* **Lines of data**
>>>>>

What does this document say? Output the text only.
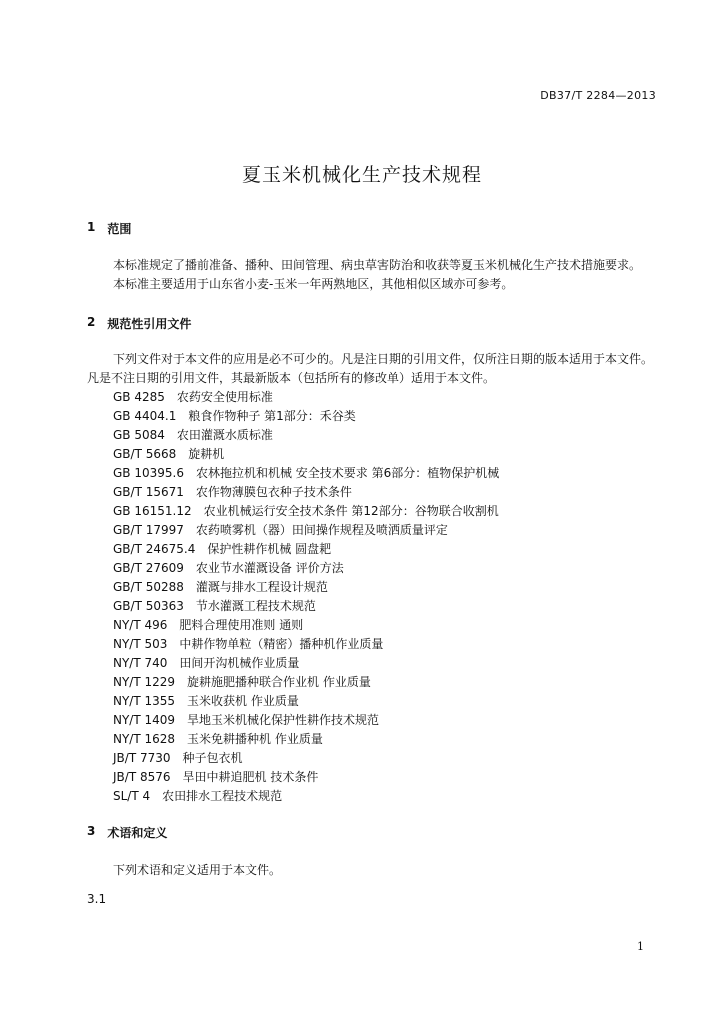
DB37/T 2284—2013
夏玉米机械化生产技术规程
1 范围

本标准规定了播前准备、播种、田间管理、病虫草害防治和收获等夏玉米机械化生产技术措施要求。

本标准主要适用于山东省小麦-玉米一年两熟地区，其他相似区域亦可参考。

2 规范性引用文件

下列文件对于本文件的应用是必不可少的。凡是注日期的引用文件，仅所注日期的版本适用于本文件。凡是不注日期的引用文件，其最新版本（包括所有的修改单）适用于本文件。

GB 4285 农药安全使用标准
GB 4404.1 粮食作物种子 第1部分：禾谷类
GB 5084 农田灌溉水质标准
GB/T 5668 旋耕机
GB 10395.6 农林拖拉机和机械 安全技术要求 第6部分：植物保护机械
GB/T 15671 农作物薄膜包衣种子技术条件
GB 16151.12 农业机械运行安全技术条件 第12部分：谷物联合收割机
GB/T 17997 农药喷雾机（器）田间操作规程及喷洒质量评定
GB/T 24675.4 保护性耕作机械 圆盘耙
GB/T 27609 农业节水灌溉设备 评价方法
GB/T 50288 灌溉与排水工程设计规范
GB/T 50363 节水灌溉工程技术规范
NY/T 496 肥料合理使用准则 通则
NY/T 503 中耕作物单粒（精密）播种机作业质量
NY/T 740 田间开沟机械作业质量
NY/T 1229 旋耕施肥播种联合作业机 作业质量
NY/T 1355 玉米收获机 作业质量
NY/T 1409 旱地玉米机械化保护性耕作技术规范
NY/T 1628 玉米免耕播种机 作业质量
JB/T 7730 种子包衣机
JB/T 8576 旱田中耕追肥机 技术条件
SL/T 4 农田排水工程技术规范
3 术语和定义

下列术语和定义适用于本文件。

3.1
1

<<<<<

* **Directions**
Write the entries above out in full, exactly, with no images.

* **Response for this exercise**
What does this document say? Output the text only.
DB37/T 2284—2013
夏玉米机械化生产技术规程
1 范围

本标准规定了播前准备、播种、田间管理、病虫草害防治和收获等夏玉米机械化生产技术措施要求。

本标准主要适用于山东省小麦-玉米一年两熟地区，其他相似区域亦可参考。

2 规范性引用文件

下列文件对于本文件的应用是必不可少的。凡是注日期的引用文件，仅所注日期的版本适用于本文件。凡是不注日期的引用文件，其最新版本（包括所有的修改单）适用于本文件。

GB 4285 农药安全使用标准
GB 4404.1 粮食作物种子 第1部分：禾谷类
GB 5084 农田灌溉水质标准
GB/T 5668 旋耕机
GB 10395.6 农林拖拉机和机械 安全技术要求 第6部分：植物保护机械
GB/T 15671 农作物薄膜包衣种子技术条件
GB 16151.12 农业机械运行安全技术条件 第12部分：谷物联合收割机
GB/T 17997 农药喷雾机（器）田间操作规程及喷洒质量评定
GB/T 24675.4 保护性耕作机械 圆盘耙
GB/T 27609 农业节水灌溉设备 评价方法
GB/T 50288 灌溉与排水工程设计规范
GB/T 50363 节水灌溉工程技术规范
NY/T 496 肥料合理使用准则 通则
NY/T 503 中耕作物单粒（精密）播种机作业质量
NY/T 740 田间开沟机械作业质量
NY/T 1229 旋耕施肥播种联合作业机 作业质量
NY/T 1355 玉米收获机 作业质量
NY/T 1409 旱地玉米机械化保护性耕作技术规范
NY/T 1628 玉米免耕播种机 作业质量
JB/T 7730 种子包衣机
JB/T 8576 旱田中耕追肥机 技术条件
SL/T 4 农田排水工程技术规范
3 术语和定义

下列术语和定义适用于本文件。

3.1
1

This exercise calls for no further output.